__Given instruction__. Can you transcribe every entry word for word, skipping the images?

Records about charts and figures:

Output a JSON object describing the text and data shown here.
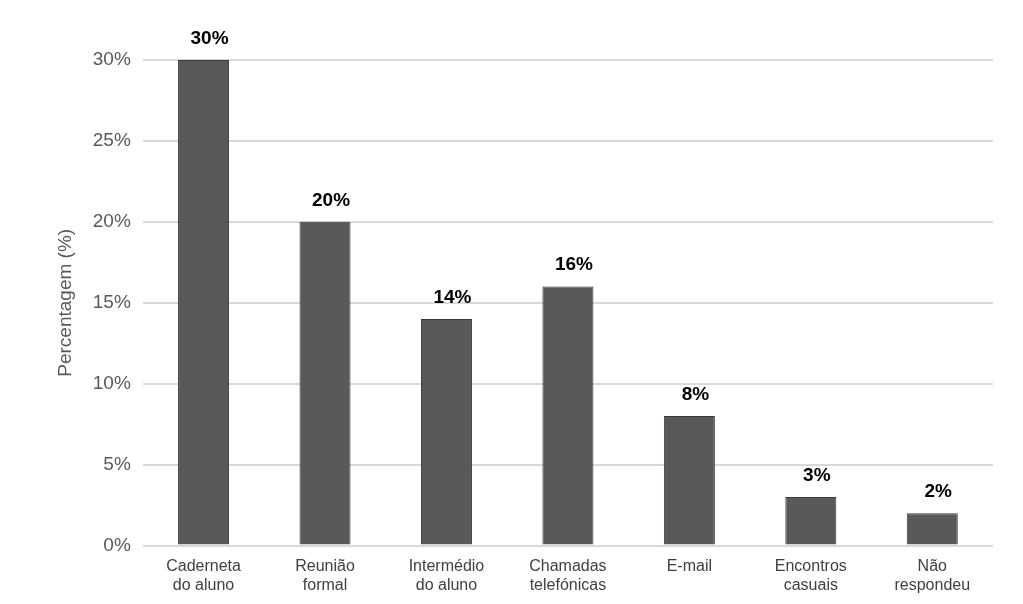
{
  "chart_data": {
    "type": "bar",
    "ylabel": "Percentagem (%)",
    "categories": [
      "Caderneta do aluno",
      "Reunião formal",
      "Intermédio do aluno",
      "Chamadas telefónicas",
      "E-mail",
      "Encontros casuais",
      "Não respondeu"
    ],
    "values": [
      30,
      20,
      14,
      16,
      8,
      3,
      2
    ],
    "value_labels": [
      "30%",
      "20%",
      "14%",
      "16%",
      "8%",
      "3%",
      "2%"
    ],
    "color": "#595959",
    "ylim": [
      0,
      30
    ],
    "yticks": [
      {
        "value": 0,
        "label": "0%"
      },
      {
        "value": 5,
        "label": "5%"
      },
      {
        "value": 10,
        "label": "10%"
      },
      {
        "value": 15,
        "label": "15%"
      },
      {
        "value": 20,
        "label": "20%"
      },
      {
        "value": 25,
        "label": "25%"
      },
      {
        "value": 30,
        "label": "30%"
      }
    ],
    "grid": "y",
    "legend": false
  }
}
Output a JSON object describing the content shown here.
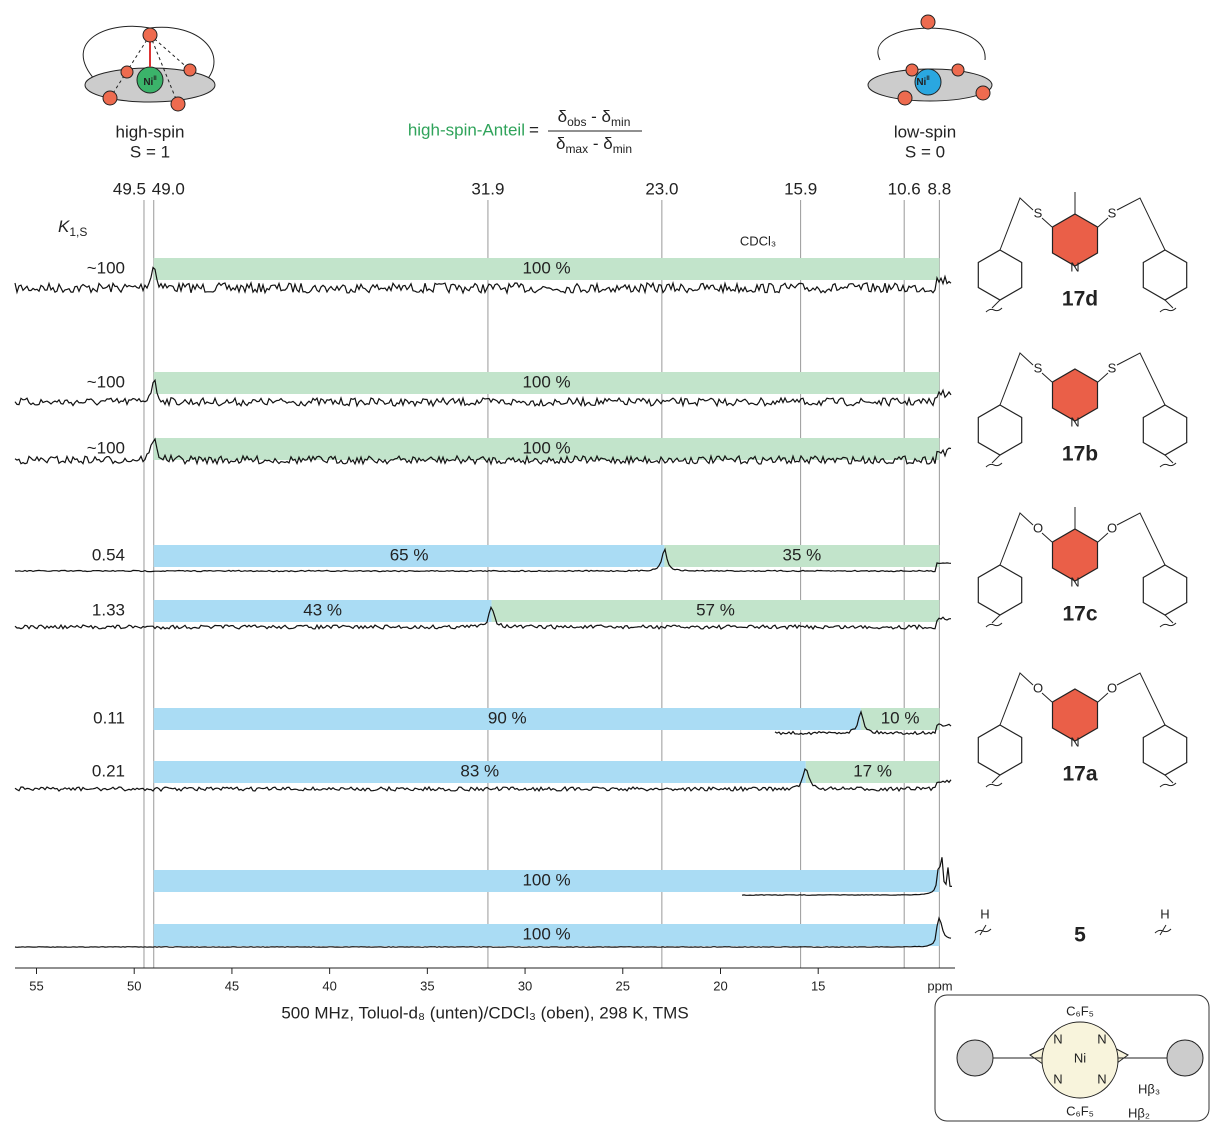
{
  "chart_data": {
    "type": "nmr-stack",
    "xlabel": "500 MHz, Toluol-d₈ (unten)/CDCl₃ (oben), 298 K, TMS",
    "xunit": "ppm",
    "xlim": [
      56.1,
      8.0
    ],
    "xticks": [
      55,
      50,
      45,
      40,
      35,
      30,
      25,
      20,
      15
    ],
    "reference_lines": [
      49.5,
      {
        "value": 49.0,
        "label": "49.0"
      },
      31.9,
      {
        "value": 23.0,
        "label": "23.0"
      },
      15.9,
      10.6,
      8.8
    ],
    "low_spin_color": "#aadcf4",
    "high_spin_color": "#c2e4cb",
    "k_header": "K",
    "k_header_sub": "1,S",
    "annotation": "CDCl₃",
    "formula": {
      "label": "high-spin-Anteil",
      "equals": "=",
      "numerator": [
        "δ",
        "obs",
        " - δ",
        "min"
      ],
      "denominator": [
        "δ",
        "max",
        " - δ",
        "min"
      ]
    },
    "spin_states": [
      {
        "label": "high-spin",
        "spin": "S = 1",
        "metal": "Ni",
        "ox": "II"
      },
      {
        "label": "low-spin",
        "spin": "S = 0",
        "metal": "Ni",
        "ox": "II"
      }
    ],
    "spectra": [
      {
        "k": "~100",
        "values": [
          null,
          100
        ],
        "value_labels": [
          null,
          "100 %"
        ]
      },
      {
        "k": "~100",
        "values": [
          null,
          100
        ],
        "value_labels": [
          null,
          "100 %"
        ]
      },
      {
        "k": "~100",
        "values": [
          null,
          100
        ],
        "value_labels": [
          null,
          "100 %"
        ]
      },
      {
        "k": 0.54,
        "values": [
          65,
          35
        ],
        "value_labels": [
          "65 %",
          "35 %"
        ]
      },
      {
        "k": 1.33,
        "values": [
          43,
          57
        ],
        "value_labels": [
          "43 %",
          "57 %"
        ]
      },
      {
        "k": 0.11,
        "values": [
          90,
          10
        ],
        "value_labels": [
          "90 %",
          "10 %"
        ]
      },
      {
        "k": 0.21,
        "values": [
          83,
          17
        ],
        "value_labels": [
          "83 %",
          "17 %"
        ]
      },
      {
        "k": null,
        "values": [
          100,
          null
        ],
        "value_labels": [
          "100 %",
          null
        ]
      },
      {
        "k": null,
        "values": [
          100,
          null
        ],
        "value_labels": [
          "100 %",
          null
        ]
      }
    ],
    "compounds": [
      {
        "name": "17d",
        "atoms": [
          "S",
          "S",
          "N"
        ]
      },
      {
        "name": "17b",
        "atoms": [
          "S",
          "S",
          "N"
        ]
      },
      {
        "name": "17c",
        "atoms": [
          "O",
          "O",
          "N"
        ]
      },
      {
        "name": "17a",
        "atoms": [
          "O",
          "O",
          "N"
        ]
      },
      {
        "name": "5",
        "atoms": [
          "H",
          "H"
        ]
      }
    ],
    "inset": {
      "top": "C₆F₅",
      "bottom": "C₆F₅",
      "metal": "Ni",
      "nitrogen": [
        "N",
        "N",
        "N",
        "N"
      ],
      "h_beta3": "Hβ₃",
      "h_beta2": "Hβ₂"
    }
  }
}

__Expected answer__.
Output a JSON object describing the text and data shown here.
{
  "chart_data": {
    "type": "bar",
    "ylabel": "Percentagem (%)",
    "categories": [
      "Caderneta do aluno",
      "Reunião formal",
      "Intermédio do aluno",
      "Chamadas telefónicas",
      "E-mail",
      "Encontros casuais",
      "Não respondeu"
    ],
    "values": [
      30,
      20,
      14,
      16,
      8,
      3,
      2
    ],
    "value_labels": [
      "30%",
      "20%",
      "14%",
      "16%",
      "8%",
      "3%",
      "2%"
    ],
    "color": "#595959",
    "ylim": [
      0,
      30
    ],
    "yticks": [
      {
        "value": 0,
        "label": "0%"
      },
      {
        "value": 5,
        "label": "5%"
      },
      {
        "value": 10,
        "label": "10%"
      },
      {
        "value": 15,
        "label": "15%"
      },
      {
        "value": 20,
        "label": "20%"
      },
      {
        "value": 25,
        "label": "25%"
      },
      {
        "value": 30,
        "label": "30%"
      }
    ],
    "grid": "y",
    "legend": false
  }
}
Output a JSON object describing the content shown here.
{
  "chart_data": {
    "type": "nmr-stack",
    "xlabel": "500 MHz, Toluol-d₈ (unten)/CDCl₃ (oben), 298 K, TMS",
    "xunit": "ppm",
    "xlim": [
      56.1,
      8.0
    ],
    "xticks": [
      55,
      50,
      45,
      40,
      35,
      30,
      25,
      20,
      15
    ],
    "reference_lines": [
      49.5,
      {
        "value": 49.0,
        "label": "49.0"
      },
      31.9,
      {
        "value": 23.0,
        "label": "23.0"
      },
      15.9,
      10.6,
      8.8
    ],
    "low_spin_color": "#aadcf4",
    "high_spin_color": "#c2e4cb",
    "k_header": "K",
    "k_header_sub": "1,S",
    "annotation": "CDCl₃",
    "formula": {
      "label": "high-spin-Anteil",
      "equals": "=",
      "numerator": [
        "δ",
        "obs",
        " - δ",
        "min"
      ],
      "denominator": [
        "δ",
        "max",
        " - δ",
        "min"
      ]
    },
    "spin_states": [
      {
        "label": "high-spin",
        "spin": "S = 1",
        "metal": "Ni",
        "ox": "II"
      },
      {
        "label": "low-spin",
        "spin": "S = 0",
        "metal": "Ni",
        "ox": "II"
      }
    ],
    "spectra": [
      {
        "k": "~100",
        "values": [
          null,
          100
        ],
        "value_labels": [
          null,
          "100 %"
        ]
      },
      {
        "k": "~100",
        "values": [
          null,
          100
        ],
        "value_labels": [
          null,
          "100 %"
        ]
      },
      {
        "k": "~100",
        "values": [
          null,
          100
        ],
        "value_labels": [
          null,
          "100 %"
        ]
      },
      {
        "k": 0.54,
        "values": [
          65,
          35
        ],
        "value_labels": [
          "65 %",
          "35 %"
        ]
      },
      {
        "k": 1.33,
        "values": [
          43,
          57
        ],
        "value_labels": [
          "43 %",
          "57 %"
        ]
      },
      {
        "k": 0.11,
        "values": [
          90,
          10
        ],
        "value_labels": [
          "90 %",
          "10 %"
        ]
      },
      {
        "k": 0.21,
        "values": [
          83,
          17
        ],
        "value_labels": [
          "83 %",
          "17 %"
        ]
      },
      {
        "k": null,
        "values": [
          100,
          null
        ],
        "value_labels": [
          "100 %",
          null
        ]
      },
      {
        "k": null,
        "values": [
          100,
          null
        ],
        "value_labels": [
          "100 %",
          null
        ]
      }
    ],
    "compounds": [
      {
        "name": "17d",
        "atoms": [
          "S",
          "S",
          "N"
        ]
      },
      {
        "name": "17b",
        "atoms": [
          "S",
          "S",
          "N"
        ]
      },
      {
        "name": "17c",
        "atoms": [
          "O",
          "O",
          "N"
        ]
      },
      {
        "name": "17a",
        "atoms": [
          "O",
          "O",
          "N"
        ]
      },
      {
        "name": "5",
        "atoms": [
          "H",
          "H"
        ]
      }
    ],
    "inset": {
      "top": "C₆F₅",
      "bottom": "C₆F₅",
      "metal": "Ni",
      "nitrogen": [
        "N",
        "N",
        "N",
        "N"
      ],
      "h_beta3": "Hβ₃",
      "h_beta2": "Hβ₂"
    }
  }
}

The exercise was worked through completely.